Count up the lines in the following listing that hold the word "upper", then give only that count.

Some records:
· · · · ·
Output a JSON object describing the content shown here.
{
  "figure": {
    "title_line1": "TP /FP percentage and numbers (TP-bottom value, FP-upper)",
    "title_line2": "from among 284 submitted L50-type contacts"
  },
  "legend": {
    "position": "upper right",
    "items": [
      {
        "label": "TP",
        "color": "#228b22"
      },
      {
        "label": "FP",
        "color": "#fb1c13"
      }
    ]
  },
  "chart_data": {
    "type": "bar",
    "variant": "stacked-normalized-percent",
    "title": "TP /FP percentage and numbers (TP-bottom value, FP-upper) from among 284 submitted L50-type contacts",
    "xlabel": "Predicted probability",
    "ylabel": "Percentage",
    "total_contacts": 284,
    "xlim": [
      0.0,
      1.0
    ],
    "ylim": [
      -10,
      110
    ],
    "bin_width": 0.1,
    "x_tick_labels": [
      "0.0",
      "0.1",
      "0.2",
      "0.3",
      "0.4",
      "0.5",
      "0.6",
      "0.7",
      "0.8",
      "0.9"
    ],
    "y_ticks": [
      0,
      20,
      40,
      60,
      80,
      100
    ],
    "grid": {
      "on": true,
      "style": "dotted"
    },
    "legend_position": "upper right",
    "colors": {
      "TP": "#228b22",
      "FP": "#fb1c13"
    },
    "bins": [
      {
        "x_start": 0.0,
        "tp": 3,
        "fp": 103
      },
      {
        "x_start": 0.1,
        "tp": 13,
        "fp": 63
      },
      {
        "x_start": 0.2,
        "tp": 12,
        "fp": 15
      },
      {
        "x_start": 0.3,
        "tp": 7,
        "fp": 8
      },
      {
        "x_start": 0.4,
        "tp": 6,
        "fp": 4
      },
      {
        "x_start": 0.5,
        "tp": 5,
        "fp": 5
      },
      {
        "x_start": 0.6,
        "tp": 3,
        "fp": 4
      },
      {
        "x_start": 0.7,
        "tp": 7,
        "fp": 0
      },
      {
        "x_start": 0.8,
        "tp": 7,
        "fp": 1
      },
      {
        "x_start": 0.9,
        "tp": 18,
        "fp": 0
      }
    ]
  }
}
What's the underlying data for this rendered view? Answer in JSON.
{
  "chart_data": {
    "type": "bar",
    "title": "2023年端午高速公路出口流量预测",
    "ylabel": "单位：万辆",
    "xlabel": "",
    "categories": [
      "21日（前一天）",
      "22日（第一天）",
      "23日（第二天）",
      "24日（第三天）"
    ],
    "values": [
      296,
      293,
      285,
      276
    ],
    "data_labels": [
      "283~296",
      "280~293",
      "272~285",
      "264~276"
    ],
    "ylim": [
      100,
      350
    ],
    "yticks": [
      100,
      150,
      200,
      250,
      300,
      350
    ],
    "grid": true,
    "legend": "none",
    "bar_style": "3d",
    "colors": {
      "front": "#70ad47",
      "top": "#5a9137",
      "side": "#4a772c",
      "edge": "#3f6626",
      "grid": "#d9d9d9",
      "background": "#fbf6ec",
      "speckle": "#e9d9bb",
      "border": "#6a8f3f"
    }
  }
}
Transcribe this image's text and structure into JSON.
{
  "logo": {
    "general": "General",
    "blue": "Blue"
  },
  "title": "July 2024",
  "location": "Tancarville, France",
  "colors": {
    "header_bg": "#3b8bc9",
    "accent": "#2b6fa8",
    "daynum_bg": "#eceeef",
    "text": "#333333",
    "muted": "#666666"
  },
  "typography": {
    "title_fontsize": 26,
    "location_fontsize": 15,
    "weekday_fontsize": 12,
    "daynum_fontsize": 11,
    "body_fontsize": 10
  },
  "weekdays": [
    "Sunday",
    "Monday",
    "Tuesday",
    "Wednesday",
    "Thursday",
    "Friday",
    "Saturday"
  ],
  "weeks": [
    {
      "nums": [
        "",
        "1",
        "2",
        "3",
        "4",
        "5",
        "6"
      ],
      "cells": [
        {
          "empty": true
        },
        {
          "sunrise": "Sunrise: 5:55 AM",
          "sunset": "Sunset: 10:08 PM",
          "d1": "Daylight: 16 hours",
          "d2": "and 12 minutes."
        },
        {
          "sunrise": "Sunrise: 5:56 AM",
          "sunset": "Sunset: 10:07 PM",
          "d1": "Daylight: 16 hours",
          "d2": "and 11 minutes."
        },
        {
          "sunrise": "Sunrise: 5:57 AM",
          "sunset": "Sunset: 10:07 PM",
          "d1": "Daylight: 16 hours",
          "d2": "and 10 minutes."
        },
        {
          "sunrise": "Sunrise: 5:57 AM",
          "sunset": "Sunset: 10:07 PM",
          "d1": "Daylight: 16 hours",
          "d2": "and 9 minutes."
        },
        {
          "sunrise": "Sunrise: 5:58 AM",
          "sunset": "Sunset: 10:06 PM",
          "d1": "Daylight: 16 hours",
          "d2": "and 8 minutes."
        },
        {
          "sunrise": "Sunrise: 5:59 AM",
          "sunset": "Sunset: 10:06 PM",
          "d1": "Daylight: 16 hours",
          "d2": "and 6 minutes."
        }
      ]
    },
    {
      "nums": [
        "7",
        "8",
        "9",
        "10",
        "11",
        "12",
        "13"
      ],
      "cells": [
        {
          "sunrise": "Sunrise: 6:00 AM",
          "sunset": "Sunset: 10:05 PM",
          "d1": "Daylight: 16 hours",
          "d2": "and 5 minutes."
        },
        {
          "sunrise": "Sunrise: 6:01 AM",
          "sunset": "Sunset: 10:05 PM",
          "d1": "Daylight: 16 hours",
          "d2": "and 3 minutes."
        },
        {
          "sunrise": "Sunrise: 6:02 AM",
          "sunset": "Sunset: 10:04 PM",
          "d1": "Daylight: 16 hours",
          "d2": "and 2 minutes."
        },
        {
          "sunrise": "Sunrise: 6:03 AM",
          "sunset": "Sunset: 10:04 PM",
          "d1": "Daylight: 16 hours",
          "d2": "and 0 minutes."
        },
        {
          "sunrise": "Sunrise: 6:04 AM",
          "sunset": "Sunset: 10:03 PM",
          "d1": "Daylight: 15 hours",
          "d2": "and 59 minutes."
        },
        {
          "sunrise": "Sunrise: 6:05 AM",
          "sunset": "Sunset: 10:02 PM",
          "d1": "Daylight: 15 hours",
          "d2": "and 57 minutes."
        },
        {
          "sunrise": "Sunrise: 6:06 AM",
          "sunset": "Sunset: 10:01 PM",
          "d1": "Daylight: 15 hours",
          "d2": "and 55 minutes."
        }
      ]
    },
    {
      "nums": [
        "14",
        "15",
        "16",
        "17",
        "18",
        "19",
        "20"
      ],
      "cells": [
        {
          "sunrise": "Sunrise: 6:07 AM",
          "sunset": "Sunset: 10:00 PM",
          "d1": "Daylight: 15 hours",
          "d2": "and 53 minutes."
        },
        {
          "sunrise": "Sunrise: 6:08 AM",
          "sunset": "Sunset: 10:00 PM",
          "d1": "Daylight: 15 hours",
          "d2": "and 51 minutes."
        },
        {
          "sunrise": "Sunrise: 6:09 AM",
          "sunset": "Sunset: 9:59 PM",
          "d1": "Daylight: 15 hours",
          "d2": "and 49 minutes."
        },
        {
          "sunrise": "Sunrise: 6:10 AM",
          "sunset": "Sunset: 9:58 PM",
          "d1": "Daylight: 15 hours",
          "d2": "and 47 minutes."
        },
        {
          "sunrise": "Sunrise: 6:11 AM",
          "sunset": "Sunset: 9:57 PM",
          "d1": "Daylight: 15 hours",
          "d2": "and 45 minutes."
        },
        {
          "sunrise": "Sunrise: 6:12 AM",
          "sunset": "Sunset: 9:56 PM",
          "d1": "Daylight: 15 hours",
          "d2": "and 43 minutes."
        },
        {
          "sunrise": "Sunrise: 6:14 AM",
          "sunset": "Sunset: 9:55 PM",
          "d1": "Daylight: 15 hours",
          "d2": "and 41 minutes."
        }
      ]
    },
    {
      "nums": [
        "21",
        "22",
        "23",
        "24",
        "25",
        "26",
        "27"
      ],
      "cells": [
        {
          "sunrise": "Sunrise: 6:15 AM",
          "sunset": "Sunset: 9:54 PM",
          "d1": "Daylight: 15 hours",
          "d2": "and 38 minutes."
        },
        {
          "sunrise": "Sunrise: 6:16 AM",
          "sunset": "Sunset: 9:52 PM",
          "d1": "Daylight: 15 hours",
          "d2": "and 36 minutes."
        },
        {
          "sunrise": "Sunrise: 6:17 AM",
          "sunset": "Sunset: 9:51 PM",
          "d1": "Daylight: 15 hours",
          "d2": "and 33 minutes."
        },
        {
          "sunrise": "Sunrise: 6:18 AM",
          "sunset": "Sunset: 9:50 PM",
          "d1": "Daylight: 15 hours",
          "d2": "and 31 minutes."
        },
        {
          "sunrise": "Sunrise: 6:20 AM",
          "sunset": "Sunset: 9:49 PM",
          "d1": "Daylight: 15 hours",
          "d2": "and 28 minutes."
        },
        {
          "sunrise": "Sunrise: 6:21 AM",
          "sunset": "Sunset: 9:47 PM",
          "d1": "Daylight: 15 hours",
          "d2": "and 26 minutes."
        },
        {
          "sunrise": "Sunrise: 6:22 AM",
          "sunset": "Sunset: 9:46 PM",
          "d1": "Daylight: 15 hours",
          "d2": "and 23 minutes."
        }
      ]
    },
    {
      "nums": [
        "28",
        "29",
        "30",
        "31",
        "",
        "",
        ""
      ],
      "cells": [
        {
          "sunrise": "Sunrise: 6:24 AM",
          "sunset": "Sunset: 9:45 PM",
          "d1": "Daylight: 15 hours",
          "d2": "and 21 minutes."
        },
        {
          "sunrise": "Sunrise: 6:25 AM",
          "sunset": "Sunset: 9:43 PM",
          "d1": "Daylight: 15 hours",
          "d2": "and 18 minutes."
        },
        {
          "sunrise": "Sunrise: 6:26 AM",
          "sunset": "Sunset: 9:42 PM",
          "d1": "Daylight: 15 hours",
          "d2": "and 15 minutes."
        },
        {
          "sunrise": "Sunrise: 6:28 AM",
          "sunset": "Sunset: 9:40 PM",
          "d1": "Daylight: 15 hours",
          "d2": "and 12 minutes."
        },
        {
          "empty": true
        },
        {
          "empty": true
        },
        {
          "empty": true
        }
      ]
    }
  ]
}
· · · · ·
COMPLETED EXERCISE = 4